Quote every line of the material beneath this one.

==============================

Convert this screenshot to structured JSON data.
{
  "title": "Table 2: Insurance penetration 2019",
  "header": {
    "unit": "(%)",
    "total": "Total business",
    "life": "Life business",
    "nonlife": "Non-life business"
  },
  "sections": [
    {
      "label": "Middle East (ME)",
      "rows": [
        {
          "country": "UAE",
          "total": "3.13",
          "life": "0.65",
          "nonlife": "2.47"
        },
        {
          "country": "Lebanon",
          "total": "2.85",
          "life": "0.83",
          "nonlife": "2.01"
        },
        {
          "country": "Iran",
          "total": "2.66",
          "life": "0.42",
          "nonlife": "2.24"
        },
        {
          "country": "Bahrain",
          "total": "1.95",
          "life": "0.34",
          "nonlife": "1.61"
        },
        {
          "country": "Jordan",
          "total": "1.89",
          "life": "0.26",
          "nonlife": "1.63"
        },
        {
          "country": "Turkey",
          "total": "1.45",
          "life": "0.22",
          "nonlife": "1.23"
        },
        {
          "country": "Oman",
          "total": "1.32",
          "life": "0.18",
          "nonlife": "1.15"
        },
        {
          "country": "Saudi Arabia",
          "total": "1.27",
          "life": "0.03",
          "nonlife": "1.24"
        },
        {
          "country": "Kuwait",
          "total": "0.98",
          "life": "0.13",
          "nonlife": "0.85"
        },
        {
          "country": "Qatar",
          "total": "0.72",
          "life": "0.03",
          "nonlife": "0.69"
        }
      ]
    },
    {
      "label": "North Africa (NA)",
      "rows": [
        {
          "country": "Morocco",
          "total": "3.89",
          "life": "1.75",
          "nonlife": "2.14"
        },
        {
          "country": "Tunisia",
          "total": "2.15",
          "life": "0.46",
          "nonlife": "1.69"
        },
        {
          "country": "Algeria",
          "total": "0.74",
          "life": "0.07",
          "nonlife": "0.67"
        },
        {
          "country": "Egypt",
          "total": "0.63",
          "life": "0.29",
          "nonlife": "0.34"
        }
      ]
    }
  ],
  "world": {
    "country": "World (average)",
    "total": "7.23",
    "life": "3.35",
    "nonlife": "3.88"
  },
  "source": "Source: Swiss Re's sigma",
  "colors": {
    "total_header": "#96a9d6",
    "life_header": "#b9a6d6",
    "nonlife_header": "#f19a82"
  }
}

==============================

Solution:
Convert this screenshot to structured JSON data.
{
  "title": "Table 2: Insurance penetration 2019",
  "header": {
    "unit": "(%)",
    "total": "Total business",
    "life": "Life business",
    "nonlife": "Non-life business"
  },
  "sections": [
    {
      "label": "Middle East (ME)",
      "rows": [
        {
          "country": "UAE",
          "total": "3.13",
          "life": "0.65",
          "nonlife": "2.47"
        },
        {
          "country": "Lebanon",
          "total": "2.85",
          "life": "0.83",
          "nonlife": "2.01"
        },
        {
          "country": "Iran",
          "total": "2.66",
          "life": "0.42",
          "nonlife": "2.24"
        },
        {
          "country": "Bahrain",
          "total": "1.95",
          "life": "0.34",
          "nonlife": "1.61"
        },
        {
          "country": "Jordan",
          "total": "1.89",
          "life": "0.26",
          "nonlife": "1.63"
        },
        {
          "country": "Turkey",
          "total": "1.45",
          "life": "0.22",
          "nonlife": "1.23"
        },
        {
          "country": "Oman",
          "total": "1.32",
          "life": "0.18",
          "nonlife": "1.15"
        },
        {
          "country": "Saudi Arabia",
          "total": "1.27",
          "life": "0.03",
          "nonlife": "1.24"
        },
        {
          "country": "Kuwait",
          "total": "0.98",
          "life": "0.13",
          "nonlife": "0.85"
        },
        {
          "country": "Qatar",
          "total": "0.72",
          "life": "0.03",
          "nonlife": "0.69"
        }
      ]
    },
    {
      "label": "North Africa (NA)",
      "rows": [
        {
          "country": "Morocco",
          "total": "3.89",
          "life": "1.75",
          "nonlife": "2.14"
        },
        {
          "country": "Tunisia",
          "total": "2.15",
          "life": "0.46",
          "nonlife": "1.69"
        },
        {
          "country": "Algeria",
          "total": "0.74",
          "life": "0.07",
          "nonlife": "0.67"
        },
        {
          "country": "Egypt",
          "total": "0.63",
          "life": "0.29",
          "nonlife": "0.34"
        }
      ]
    }
  ],
  "world": {
    "country": "World (average)",
    "total": "7.23",
    "life": "3.35",
    "nonlife": "3.88"
  },
  "source": "Source: Swiss Re's sigma",
  "colors": {
    "total_header": "#96a9d6",
    "life_header": "#b9a6d6",
    "nonlife_header": "#f19a82"
  }
}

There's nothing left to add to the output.